In the copy, include every entry exactly but none of the pictures.

━━━━━ Material for this task

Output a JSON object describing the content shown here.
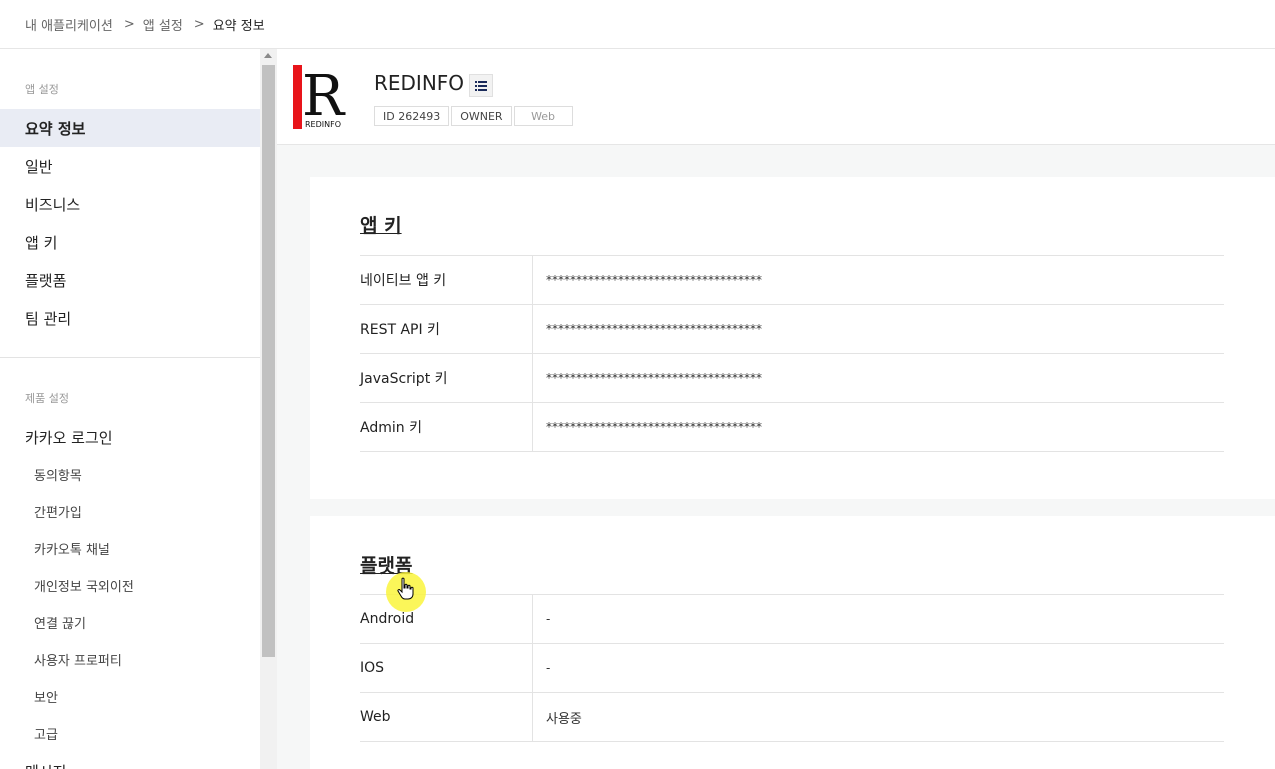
{
  "breadcrumb": {
    "items": [
      "내 애플리케이션",
      "앱 설정",
      "요약 정보"
    ],
    "separator": ">"
  },
  "sidebar": {
    "section_app": "앱 설정",
    "app_items": [
      "요약 정보",
      "일반",
      "비즈니스",
      "앱 키",
      "플랫폼",
      "팀 관리"
    ],
    "active_item": "요약 정보",
    "section_product": "제품 설정",
    "product_group": "카카오 로그인",
    "product_subitems": [
      "동의항목",
      "간편가입",
      "카카오톡 채널",
      "개인정보 국외이전",
      "연결 끊기",
      "사용자 프로퍼티",
      "보안",
      "고급"
    ],
    "next_item": "메시지"
  },
  "app": {
    "name": "REDINFO",
    "logo_letter": "R",
    "logo_text": "REDINFO",
    "tags": [
      "ID 262493",
      "OWNER",
      "Web"
    ],
    "menu_icon": "list-icon"
  },
  "app_keys": {
    "title": "앱 키",
    "rows": [
      {
        "label": "네이티브 앱 키",
        "value": "************************************"
      },
      {
        "label": "REST API 키",
        "value": "************************************"
      },
      {
        "label": "JavaScript 키",
        "value": "************************************"
      },
      {
        "label": "Admin 키",
        "value": "************************************"
      }
    ]
  },
  "platform": {
    "title": "플랫폼",
    "rows": [
      {
        "label": "Android",
        "value": "-"
      },
      {
        "label": "IOS",
        "value": "-"
      },
      {
        "label": "Web",
        "value": "사용중"
      }
    ]
  },
  "colors": {
    "logo_red": "#e8141a",
    "active_bg": "#e9ecf4",
    "cursor_highlight": "#faf53c"
  }
}
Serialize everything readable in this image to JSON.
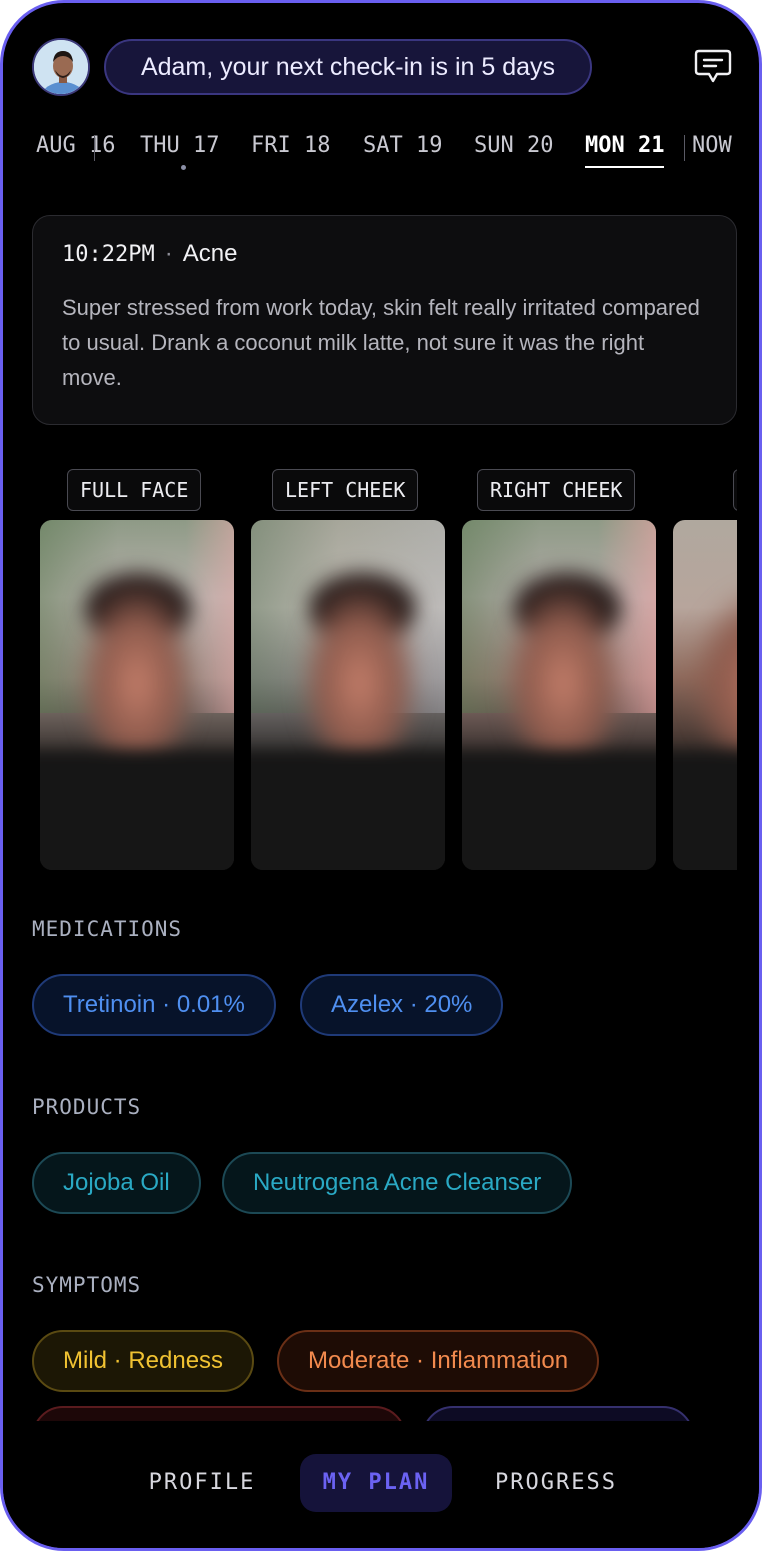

━━━━━━━━━━

Reply to the exercise:
Output a JSON object describing the content shown here.
{
  "breadcrumb": {
    "items": [
      "내 애플리케이션",
      "앱 설정",
      "요약 정보"
    ],
    "separator": ">"
  },
  "sidebar": {
    "section_app": "앱 설정",
    "app_items": [
      "요약 정보",
      "일반",
      "비즈니스",
      "앱 키",
      "플랫폼",
      "팀 관리"
    ],
    "active_item": "요약 정보",
    "section_product": "제품 설정",
    "product_group": "카카오 로그인",
    "product_subitems": [
      "동의항목",
      "간편가입",
      "카카오톡 채널",
      "개인정보 국외이전",
      "연결 끊기",
      "사용자 프로퍼티",
      "보안",
      "고급"
    ],
    "next_item": "메시지"
  },
  "app": {
    "name": "REDINFO",
    "logo_letter": "R",
    "logo_text": "REDINFO",
    "tags": [
      "ID 262493",
      "OWNER",
      "Web"
    ],
    "menu_icon": "list-icon"
  },
  "app_keys": {
    "title": "앱 키",
    "rows": [
      {
        "label": "네이티브 앱 키",
        "value": "************************************"
      },
      {
        "label": "REST API 키",
        "value": "************************************"
      },
      {
        "label": "JavaScript 키",
        "value": "************************************"
      },
      {
        "label": "Admin 키",
        "value": "************************************"
      }
    ]
  },
  "platform": {
    "title": "플랫폼",
    "rows": [
      {
        "label": "Android",
        "value": "-"
      },
      {
        "label": "IOS",
        "value": "-"
      },
      {
        "label": "Web",
        "value": "사용중"
      }
    ]
  },
  "colors": {
    "logo_red": "#e8141a",
    "active_bg": "#e9ecf4",
    "cursor_highlight": "#faf53c"
  }
}
Serialize everything readable in this image to JSON.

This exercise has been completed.